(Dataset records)
########
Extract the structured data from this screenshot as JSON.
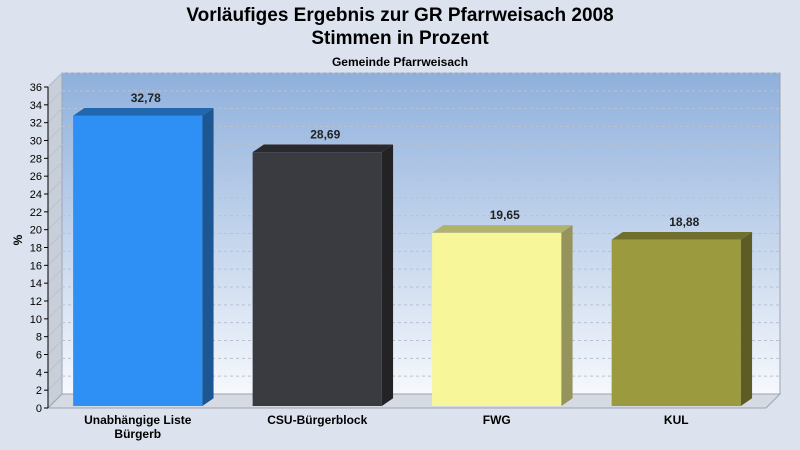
{
  "chart_data": {
    "type": "bar",
    "title_line1": "Vorläufiges Ergebnis zur GR Pfarrweisach 2008",
    "title_line2": "Stimmen in Prozent",
    "subtitle": "Gemeinde Pfarrweisach",
    "ylabel": "%",
    "xlabel": "",
    "ylim": [
      0,
      36
    ],
    "ytick_step": 2,
    "grid": true,
    "categories": [
      [
        "Unabhängige Liste",
        "Bürgerb"
      ],
      [
        "CSU-Bürgerblock"
      ],
      [
        "FWG"
      ],
      [
        "KUL"
      ]
    ],
    "values": [
      32.78,
      28.69,
      19.65,
      18.88
    ],
    "value_labels": [
      "32,78",
      "28,69",
      "19,65",
      "18,88"
    ],
    "colors": [
      "#2e8ff5",
      "#3a3b40",
      "#f7f79a",
      "#9c9a3e"
    ],
    "legend": "none"
  }
}
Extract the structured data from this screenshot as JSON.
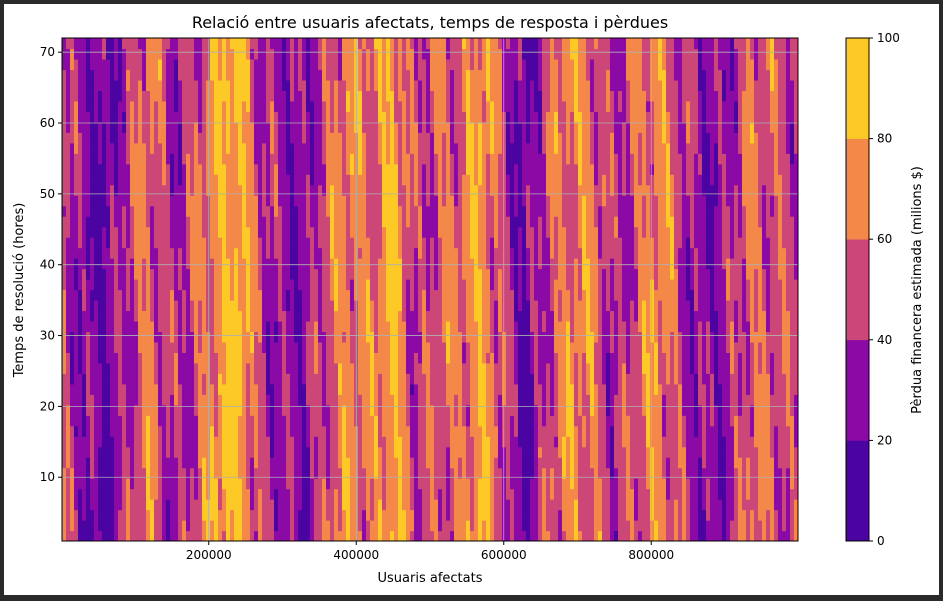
{
  "chart_data": {
    "type": "heatmap",
    "subtype": "filled-contour",
    "title": "Relació entre usuaris afectats, temps de resposta i pèrdues",
    "xlabel": "Usuaris afectats",
    "ylabel": "Temps de resolució (hores)",
    "colorbar_label": "Pèrdua financera estimada (milions $)",
    "xlim": [
      1000,
      999000
    ],
    "ylim": [
      1,
      72
    ],
    "x_ticks": [
      200000,
      400000,
      600000,
      800000
    ],
    "x_tick_labels": [
      "200000",
      "400000",
      "600000",
      "800000"
    ],
    "y_ticks": [
      10,
      20,
      30,
      40,
      50,
      60,
      70
    ],
    "y_tick_labels": [
      "10",
      "20",
      "30",
      "40",
      "50",
      "60",
      "70"
    ],
    "grid": true,
    "colorbar_levels": [
      0,
      20,
      40,
      60,
      80,
      100
    ],
    "colorbar_tick_labels": [
      "0",
      "20",
      "40",
      "60",
      "80",
      "100"
    ],
    "colormap": "plasma",
    "level_colors": [
      "#4b03a1",
      "#8b0aa5",
      "#cc4778",
      "#f48849",
      "#fdc926"
    ],
    "x_sample": [
      1000,
      30000,
      60000,
      90000,
      120000,
      150000,
      180000,
      210000,
      240000,
      270000,
      300000,
      330000,
      360000,
      390000,
      420000,
      450000,
      480000,
      510000,
      540000,
      570000,
      600000,
      630000,
      660000,
      690000,
      720000,
      750000,
      780000,
      810000,
      840000,
      870000,
      900000,
      930000,
      960000,
      999000
    ],
    "y_sample": [
      1,
      10,
      20,
      30,
      40,
      50,
      60,
      72
    ],
    "z_profile_by_x": [
      55,
      25,
      15,
      45,
      65,
      35,
      50,
      75,
      90,
      45,
      30,
      25,
      55,
      70,
      60,
      85,
      40,
      55,
      60,
      80,
      45,
      15,
      50,
      70,
      65,
      35,
      55,
      75,
      45,
      25,
      30,
      60,
      55,
      45
    ]
  }
}
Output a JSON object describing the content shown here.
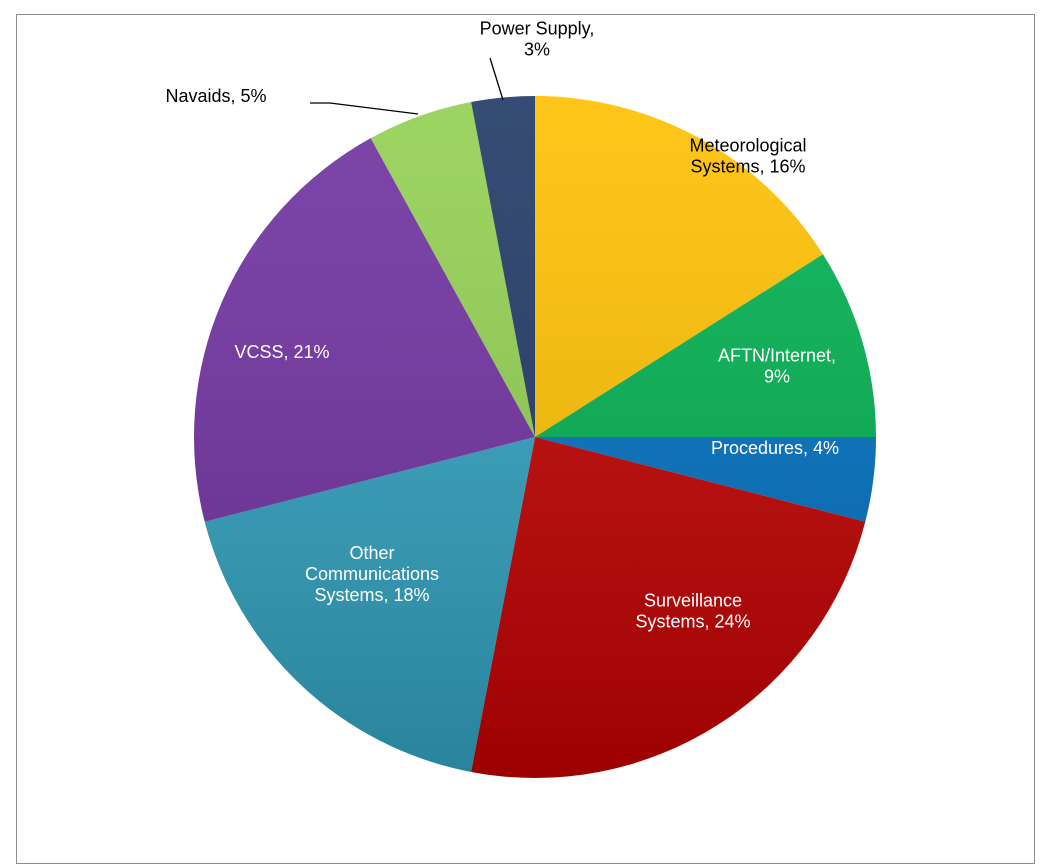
########
● Aim
Write out every line above exactly as it is, leaving out the pictures.

● Written answer
Extract the structured data from this screenshot as JSON.
{
  "chart_data": {
    "type": "bar",
    "title_line1": "Vorläufiges Ergebnis zur GR Pfarrweisach 2008",
    "title_line2": "Stimmen in Prozent",
    "subtitle": "Gemeinde Pfarrweisach",
    "ylabel": "%",
    "xlabel": "",
    "ylim": [
      0,
      36
    ],
    "ytick_step": 2,
    "grid": true,
    "categories": [
      [
        "Unabhängige Liste",
        "Bürgerb"
      ],
      [
        "CSU-Bürgerblock"
      ],
      [
        "FWG"
      ],
      [
        "KUL"
      ]
    ],
    "values": [
      32.78,
      28.69,
      19.65,
      18.88
    ],
    "value_labels": [
      "32,78",
      "28,69",
      "19,65",
      "18,88"
    ],
    "colors": [
      "#2e8ff5",
      "#3a3b40",
      "#f7f79a",
      "#9c9a3e"
    ],
    "legend": "none"
  }
}
Extract the structured data from this screenshot as JSON.
{
  "chart_data": {
    "type": "heatmap",
    "subtype": "filled-contour",
    "title": "Relació entre usuaris afectats, temps de resposta i pèrdues",
    "xlabel": "Usuaris afectats",
    "ylabel": "Temps de resolució (hores)",
    "colorbar_label": "Pèrdua financera estimada (milions $)",
    "xlim": [
      1000,
      999000
    ],
    "ylim": [
      1,
      72
    ],
    "x_ticks": [
      200000,
      400000,
      600000,
      800000
    ],
    "x_tick_labels": [
      "200000",
      "400000",
      "600000",
      "800000"
    ],
    "y_ticks": [
      10,
      20,
      30,
      40,
      50,
      60,
      70
    ],
    "y_tick_labels": [
      "10",
      "20",
      "30",
      "40",
      "50",
      "60",
      "70"
    ],
    "grid": true,
    "colorbar_levels": [
      0,
      20,
      40,
      60,
      80,
      100
    ],
    "colorbar_tick_labels": [
      "0",
      "20",
      "40",
      "60",
      "80",
      "100"
    ],
    "colormap": "plasma",
    "level_colors": [
      "#4b03a1",
      "#8b0aa5",
      "#cc4778",
      "#f48849",
      "#fdc926"
    ],
    "x_sample": [
      1000,
      30000,
      60000,
      90000,
      120000,
      150000,
      180000,
      210000,
      240000,
      270000,
      300000,
      330000,
      360000,
      390000,
      420000,
      450000,
      480000,
      510000,
      540000,
      570000,
      600000,
      630000,
      660000,
      690000,
      720000,
      750000,
      780000,
      810000,
      840000,
      870000,
      900000,
      930000,
      960000,
      999000
    ],
    "y_sample": [
      1,
      10,
      20,
      30,
      40,
      50,
      60,
      72
    ],
    "z_profile_by_x": [
      55,
      25,
      15,
      45,
      65,
      35,
      50,
      75,
      90,
      45,
      30,
      25,
      55,
      70,
      60,
      85,
      40,
      55,
      60,
      80,
      45,
      15,
      50,
      70,
      65,
      35,
      55,
      75,
      45,
      25,
      30,
      60,
      55,
      45
    ]
  }
}
Output a JSON object describing the content shown here.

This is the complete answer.